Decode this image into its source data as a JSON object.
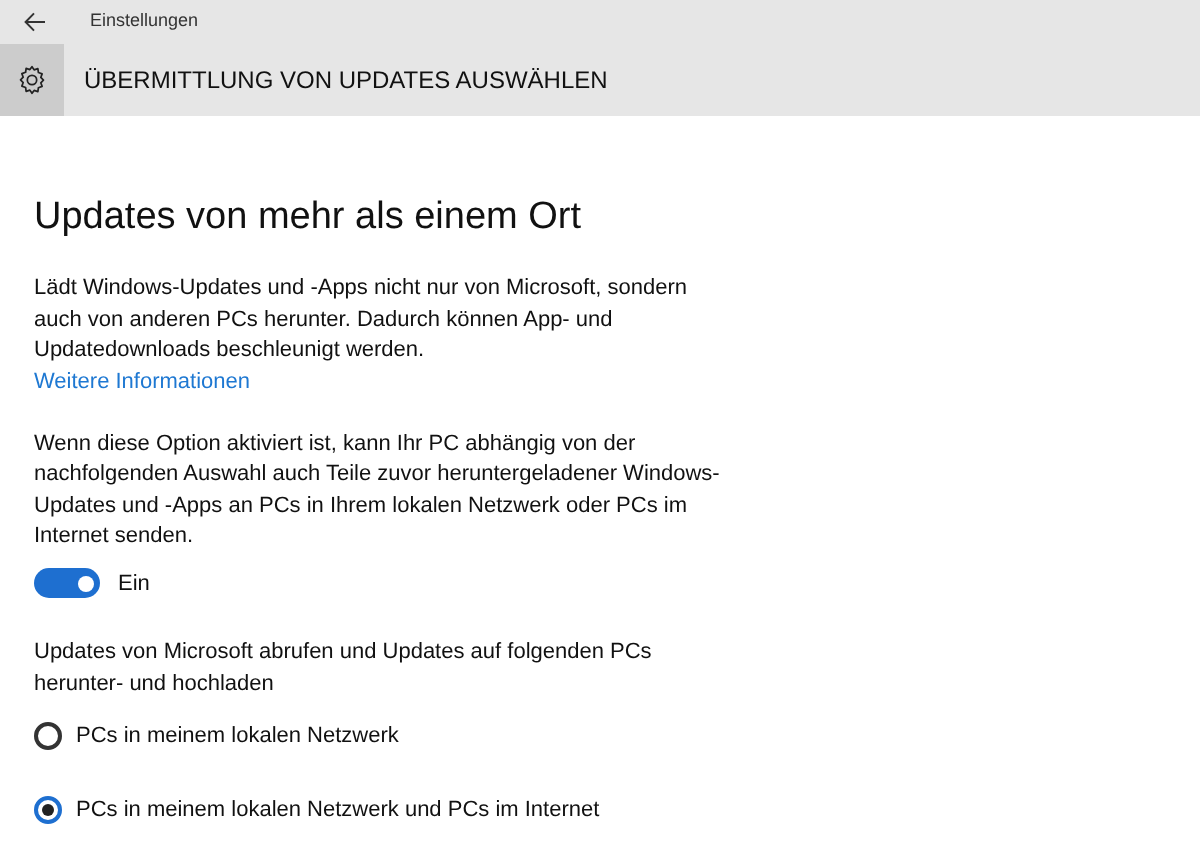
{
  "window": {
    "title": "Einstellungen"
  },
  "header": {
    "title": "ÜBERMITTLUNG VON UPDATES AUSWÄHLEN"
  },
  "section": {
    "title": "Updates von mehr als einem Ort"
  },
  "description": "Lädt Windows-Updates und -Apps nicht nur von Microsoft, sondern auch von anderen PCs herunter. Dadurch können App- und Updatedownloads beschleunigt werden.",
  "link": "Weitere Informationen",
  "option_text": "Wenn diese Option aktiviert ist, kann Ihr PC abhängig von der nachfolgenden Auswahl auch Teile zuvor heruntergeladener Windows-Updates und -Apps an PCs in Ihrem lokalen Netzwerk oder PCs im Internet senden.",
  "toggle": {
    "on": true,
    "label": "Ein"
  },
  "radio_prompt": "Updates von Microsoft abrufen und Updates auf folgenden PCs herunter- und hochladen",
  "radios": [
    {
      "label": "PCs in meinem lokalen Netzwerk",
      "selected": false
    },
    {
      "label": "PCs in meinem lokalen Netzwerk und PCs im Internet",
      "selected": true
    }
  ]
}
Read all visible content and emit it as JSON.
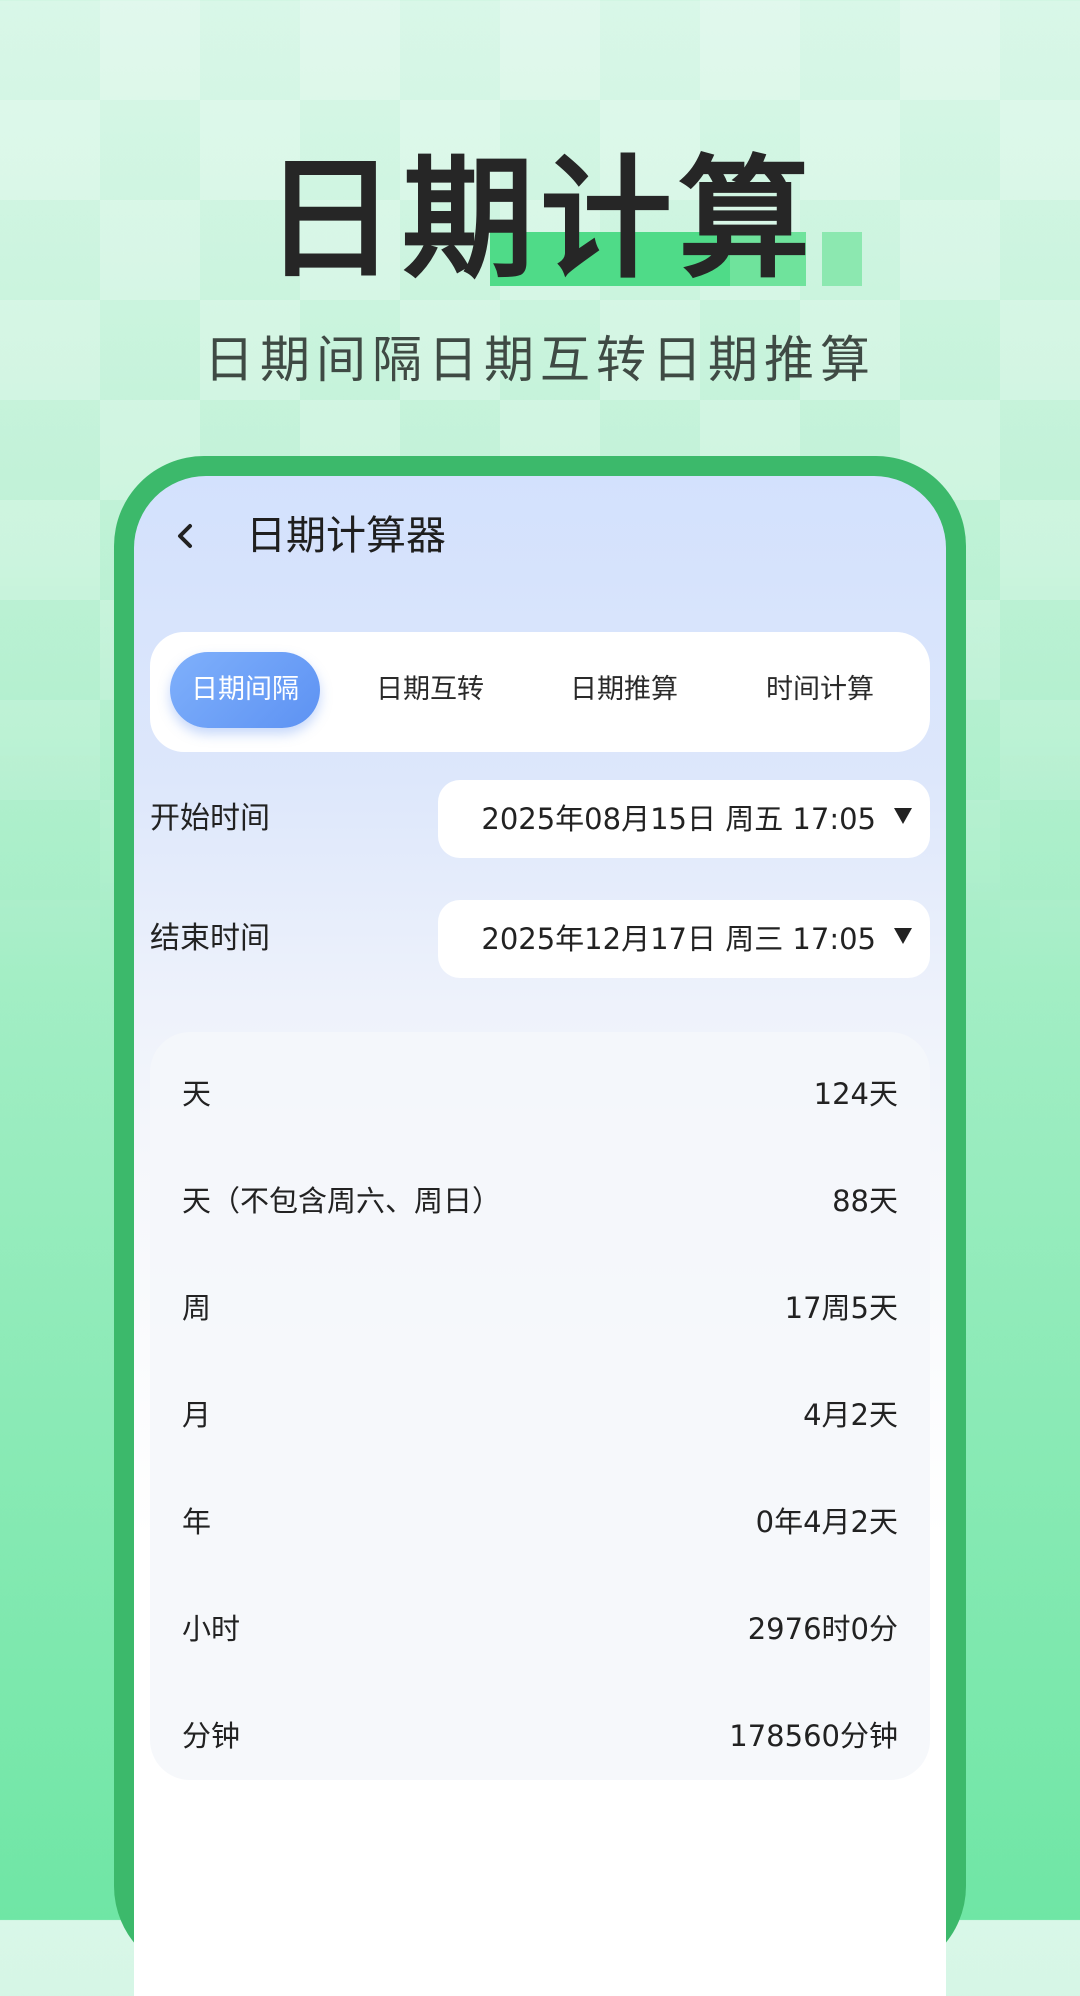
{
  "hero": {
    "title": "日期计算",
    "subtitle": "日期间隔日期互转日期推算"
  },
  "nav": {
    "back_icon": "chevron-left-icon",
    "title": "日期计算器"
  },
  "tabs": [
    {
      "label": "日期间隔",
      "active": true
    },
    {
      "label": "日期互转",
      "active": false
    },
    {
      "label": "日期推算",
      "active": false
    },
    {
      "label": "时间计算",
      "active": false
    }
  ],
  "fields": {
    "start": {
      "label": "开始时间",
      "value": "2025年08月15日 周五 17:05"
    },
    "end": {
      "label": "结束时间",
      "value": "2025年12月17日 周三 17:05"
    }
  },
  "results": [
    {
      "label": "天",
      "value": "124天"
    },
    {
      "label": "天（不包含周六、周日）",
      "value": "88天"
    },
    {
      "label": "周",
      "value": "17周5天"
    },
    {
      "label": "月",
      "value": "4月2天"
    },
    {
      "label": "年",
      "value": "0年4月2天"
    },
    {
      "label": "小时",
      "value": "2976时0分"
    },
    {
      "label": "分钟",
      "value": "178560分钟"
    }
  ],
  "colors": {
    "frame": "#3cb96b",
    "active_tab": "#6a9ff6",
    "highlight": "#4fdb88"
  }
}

★ ★ ★ ★ ★

Given request:
Write out every entry again word for word, without any of the pictures.

Solution for this exercise:
Decode this image into its source data as a JSON object.
{
  "window": {
    "title": "Einstellungen"
  },
  "header": {
    "title": "ÜBERMITTLUNG VON UPDATES AUSWÄHLEN"
  },
  "section": {
    "title": "Updates von mehr als einem Ort"
  },
  "description": "Lädt Windows-Updates und -Apps nicht nur von Microsoft, sondern auch von anderen PCs herunter. Dadurch können App- und Updatedownloads beschleunigt werden.",
  "link": "Weitere Informationen",
  "option_text": "Wenn diese Option aktiviert ist, kann Ihr PC abhängig von der nachfolgenden Auswahl auch Teile zuvor heruntergeladener Windows-Updates und -Apps an PCs in Ihrem lokalen Netzwerk oder PCs im Internet senden.",
  "toggle": {
    "on": true,
    "label": "Ein"
  },
  "radio_prompt": "Updates von Microsoft abrufen und Updates auf folgenden PCs herunter- und hochladen",
  "radios": [
    {
      "label": "PCs in meinem lokalen Netzwerk",
      "selected": false
    },
    {
      "label": "PCs in meinem lokalen Netzwerk und PCs im Internet",
      "selected": true
    }
  ]
}
Read all visible content and emit it as JSON.
{
  "hero": {
    "title": "日期计算",
    "subtitle": "日期间隔日期互转日期推算"
  },
  "nav": {
    "back_icon": "chevron-left-icon",
    "title": "日期计算器"
  },
  "tabs": [
    {
      "label": "日期间隔",
      "active": true
    },
    {
      "label": "日期互转",
      "active": false
    },
    {
      "label": "日期推算",
      "active": false
    },
    {
      "label": "时间计算",
      "active": false
    }
  ],
  "fields": {
    "start": {
      "label": "开始时间",
      "value": "2025年08月15日 周五 17:05"
    },
    "end": {
      "label": "结束时间",
      "value": "2025年12月17日 周三 17:05"
    }
  },
  "results": [
    {
      "label": "天",
      "value": "124天"
    },
    {
      "label": "天（不包含周六、周日）",
      "value": "88天"
    },
    {
      "label": "周",
      "value": "17周5天"
    },
    {
      "label": "月",
      "value": "4月2天"
    },
    {
      "label": "年",
      "value": "0年4月2天"
    },
    {
      "label": "小时",
      "value": "2976时0分"
    },
    {
      "label": "分钟",
      "value": "178560分钟"
    }
  ],
  "colors": {
    "frame": "#3cb96b",
    "active_tab": "#6a9ff6",
    "highlight": "#4fdb88"
  }
}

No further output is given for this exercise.